Exercise details> Copy out word for word the lines in the records below, starting with the line that contains "- language-switcher: EN" and ending with the line that contains "- feature-text: Multiple", both included.

Data for the task>

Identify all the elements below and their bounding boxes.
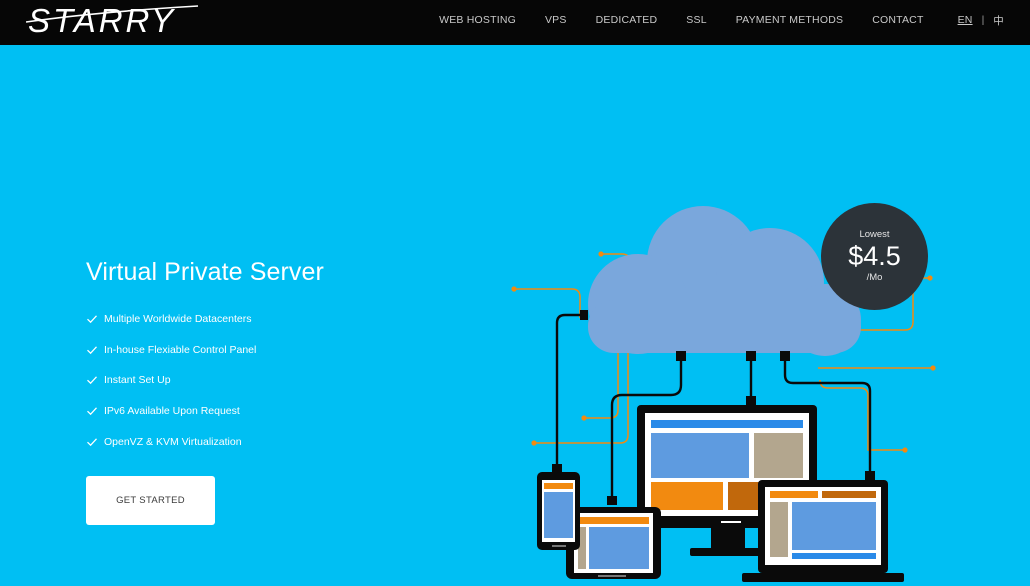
- language-switcher: EN | 中: [958, 13, 1004, 28]
- top-navbar: STARRY WEB HOSTING VPS DEDICATED SSL PAY…: [0, 0, 1030, 45]
- main-nav: WEB HOSTING VPS DEDICATED SSL PAYMENT ME…: [439, 0, 1030, 40]
- feature-item: Instant Set Up: [86, 365, 256, 396]
- laptop-device: [742, 480, 904, 582]
- hero-title: Virtual Private Server: [86, 258, 324, 286]
- nav-dedicated[interactable]: DEDICATED: [596, 14, 658, 26]
- feature-text: Multiple Worldwide Datacenters: [104, 313, 252, 326]
- feature-text: IPv6 Available Upon Request: [104, 405, 240, 418]
- get-started-button[interactable]: GET STARTED: [86, 476, 215, 525]
- lang-separator: |: [981, 14, 985, 26]
- nav-web-hosting[interactable]: WEB HOSTING: [439, 14, 516, 26]
- price-period: /Mo: [866, 272, 883, 283]
- nav-ssl[interactable]: SSL: [686, 14, 706, 26]
- price-amount: $4.5: [848, 241, 901, 271]
- check-icon: [87, 376, 97, 385]
- starry-logo[interactable]: STARRY: [26, 0, 201, 40]
- feature-item: Multiple Worldwide Datacenters: [86, 304, 256, 335]
- feature-text: In-house Flexiable Control Panel: [104, 343, 257, 356]
- feature-item: IPv6 Available Upon Request: [86, 396, 256, 427]
- logo-text: STARRY: [28, 2, 176, 39]
- lang-zh-link[interactable]: 中: [993, 13, 1004, 28]
- price-label: Lowest: [859, 229, 890, 240]
- feature-list: Multiple Worldwide Datacenters In-house …: [86, 304, 256, 457]
- feature-item: OpenVZ & KVM Virtualization: [86, 426, 256, 457]
- nav-vps[interactable]: VPS: [545, 14, 567, 26]
- feature-item: In-house Flexiable Control Panel: [86, 335, 256, 366]
- tablet-device: [566, 507, 661, 579]
- check-icon: [87, 315, 97, 324]
- nav-payment-methods[interactable]: PAYMENT METHODS: [736, 14, 843, 26]
- lowest-price-badge: Lowest $4.5 /Mo: [821, 203, 928, 310]
- check-icon: [87, 407, 97, 416]
- nav-contact[interactable]: CONTACT: [872, 14, 923, 26]
- phone-device: [537, 472, 580, 550]
- check-icon: [87, 438, 97, 446]
- feature-text: Instant Set Up: [104, 374, 171, 387]
- lang-en-link[interactable]: EN: [958, 14, 973, 26]
- feature-text: OpenVZ & KVM Virtualization: [104, 435, 242, 448]
- check-icon: [87, 346, 97, 355]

Response below>
- language-switcher: EN | 中: [958, 13, 1004, 28]
- top-navbar: STARRY WEB HOSTING VPS DEDICATED SSL PAY…: [0, 0, 1030, 45]
- main-nav: WEB HOSTING VPS DEDICATED SSL PAYMENT ME…: [439, 0, 1030, 40]
- feature-item: Instant Set Up: [86, 365, 256, 396]
- laptop-device: [742, 480, 904, 582]
- hero-title: Virtual Private Server: [86, 258, 324, 286]
- nav-dedicated[interactable]: DEDICATED: [596, 14, 658, 26]
- feature-text: Multiple Worldwide Datacenters: [104, 313, 252, 326]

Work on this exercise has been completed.